Da svolgere:
1. Ricopia dal testo sull'aborto in Lituania il brano che va da "Qual è la sua" a "che permette l'omicidio.".
2. Secondo il testo sull'aborto in Lituania, quanti abitanti contava il paese nel gennaio del 1990?
3. Riprendi il testo sull'aborto in Lituania dal punto in cui si ferma e portalo avanti.

------ Estratto del testo ------

• L'INTERVISTA

La Lituania pro-life smaschera l'oscuramento dello Stato

Per fronteggiare la crisi demografica, in Lituania limitano l'aborto. L'opinioni di Gintautas vaitoska, psicoterapeuta e insegnante: «Questo risultato porterà a percepire con più profondità il valore dei figli».
 - Lituania contro l'aborto

No Aborto

L'emergenza demografica ha indotto il governo lituano a varare un disegno di legge contro l'aborto. La nuova legge – che di fatto va a colmare alcune lacune interne al sistema lituano – regolamenta e limita i casi entro i quali può essere applicato l'aborto, e vuole contrastare il sempre più pericoloso decadimento del tasso di crescita della popolazione, negativo da circa dieci anni. La popolazione lituana è infatti in picchiata: se nel gennaio del 1990 si contavano circa 3 milioni e 700 mila abitanti, ad oggi i residenti sono 3 milioni e 200 mila.

In merito alla nuova legislazione, la Nuova Bussola Quotidiana ha intervistato Gintautas Vaitoska, psicoterapeuta, insegnante di Psicologia e di Bioetica alla facoltà di teologia pastorale di Vilnius e membro dell'Associazione Nazionale delle Famiglie e dei Genitori lituana.

Qual è la sua opinione sulle politiche abortive lituane?
La legge sull'aborto in Lituania permette di abortire fino alla dodicesima settimana di gravidanza, e anche più tardi nel caso ci siano "indicazioni mediche". La legge è migliore che in altri paesi poiché protegge bambini che superano le dodici settimana. In ogni caso, è una legge terribile che permette l'omicidio.

Quali sono le ragioni della pervasività così ampia dell’aborto in Lituania?
Le ragioni della pervasività dell'aborto in Lituania sono le stesse che in altri paesi. Esse sono ben descritte da Giovanni Paolo II nella sua Evangelium Vitae. Vale a dire, l'oscuramento della percezione del valore della vita, una terminologia medica ingannevole ("interruzione di gravidanza", "regolazione del ciclo mestruale", ecc.), la pressione psicologica da parte di uomini in una situazione di vita irregolare.

------ Materiale fornito ------

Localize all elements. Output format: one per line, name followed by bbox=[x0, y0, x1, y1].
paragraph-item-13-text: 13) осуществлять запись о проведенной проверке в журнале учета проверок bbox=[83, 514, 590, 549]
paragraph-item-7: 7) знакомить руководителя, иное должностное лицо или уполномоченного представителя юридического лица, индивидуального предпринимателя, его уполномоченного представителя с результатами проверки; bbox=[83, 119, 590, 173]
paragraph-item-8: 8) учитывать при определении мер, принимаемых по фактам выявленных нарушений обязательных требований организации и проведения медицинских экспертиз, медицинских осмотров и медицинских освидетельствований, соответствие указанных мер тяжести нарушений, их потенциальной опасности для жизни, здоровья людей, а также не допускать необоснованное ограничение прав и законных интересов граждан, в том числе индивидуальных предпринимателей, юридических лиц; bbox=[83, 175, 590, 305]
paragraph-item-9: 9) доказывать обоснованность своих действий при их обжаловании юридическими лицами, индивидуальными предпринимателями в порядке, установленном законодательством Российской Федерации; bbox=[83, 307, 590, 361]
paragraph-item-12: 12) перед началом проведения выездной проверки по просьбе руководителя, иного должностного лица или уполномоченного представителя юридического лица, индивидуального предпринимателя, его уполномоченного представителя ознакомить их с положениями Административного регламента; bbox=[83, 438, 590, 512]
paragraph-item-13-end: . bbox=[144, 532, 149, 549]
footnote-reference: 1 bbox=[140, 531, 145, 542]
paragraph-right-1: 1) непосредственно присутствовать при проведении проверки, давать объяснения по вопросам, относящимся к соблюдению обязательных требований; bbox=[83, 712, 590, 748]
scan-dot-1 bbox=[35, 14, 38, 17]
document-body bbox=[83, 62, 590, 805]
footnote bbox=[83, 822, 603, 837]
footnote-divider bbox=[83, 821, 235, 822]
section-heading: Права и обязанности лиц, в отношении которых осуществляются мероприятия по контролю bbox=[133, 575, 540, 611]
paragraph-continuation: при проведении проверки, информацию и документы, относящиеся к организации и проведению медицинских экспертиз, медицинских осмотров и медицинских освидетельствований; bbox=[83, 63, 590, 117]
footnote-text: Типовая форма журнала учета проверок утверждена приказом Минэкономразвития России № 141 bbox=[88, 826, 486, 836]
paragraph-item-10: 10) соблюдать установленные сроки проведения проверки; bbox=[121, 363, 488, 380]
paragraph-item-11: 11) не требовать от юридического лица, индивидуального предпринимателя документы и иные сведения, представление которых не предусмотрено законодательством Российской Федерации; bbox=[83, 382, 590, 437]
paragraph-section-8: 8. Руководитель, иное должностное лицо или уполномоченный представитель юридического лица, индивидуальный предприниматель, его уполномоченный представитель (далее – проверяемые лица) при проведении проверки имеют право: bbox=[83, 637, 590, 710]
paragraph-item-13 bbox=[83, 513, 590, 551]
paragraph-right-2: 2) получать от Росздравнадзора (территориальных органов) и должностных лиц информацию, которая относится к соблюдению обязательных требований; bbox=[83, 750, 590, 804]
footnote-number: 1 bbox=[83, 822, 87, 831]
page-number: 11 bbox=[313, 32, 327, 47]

------

Risultati dell'esercizio:
1.
Qual è la sua opinione sulle politiche abortive lituane?
La legge sull'aborto in Lituania permette di abortire fino alla dodicesima settimana di gravidanza, e anche più tardi nel caso ci siano "indicazioni mediche". La legge è migliore che in altri paesi poiché protegge bambini che superano le dodici settimana. In ogni caso, è una legge terribile che permette l'omicidio.

2. Nel gennaio del 1990 la Lituania contava circa 3 milioni e 700 mila abitanti.

3.
Si può quantificare la minaccia degli aborti illegali con cui gli oppositori alla abrogazione stanno difendendo la legge precedente?
La minaccia degli aborti illegali è francamente esagerata. Il famoso dottor Bernhard Nathanson scrisse nel suo libro che, nel tempo in cui lui stava lavorando alla legalizzazione dell'aborto negli Usa, lui, insieme con altri abortisti, aveva "aggiunti alcuni zero" al numero degli aborti illegali per impressionare il pubblico. Come è detto nel documento della Chiesa postconciliare sull'aborto, le leggi hanno una forte influenza sulla mente delle persone, perché sono naturalmente inclini a credere nella loro bontà, in ciò che lo Stato indica loro come vero. Così molte donne sono state ingannate da leggi pro-aborto che celavano l'essenza dell'aborto - che è uccidere bambini.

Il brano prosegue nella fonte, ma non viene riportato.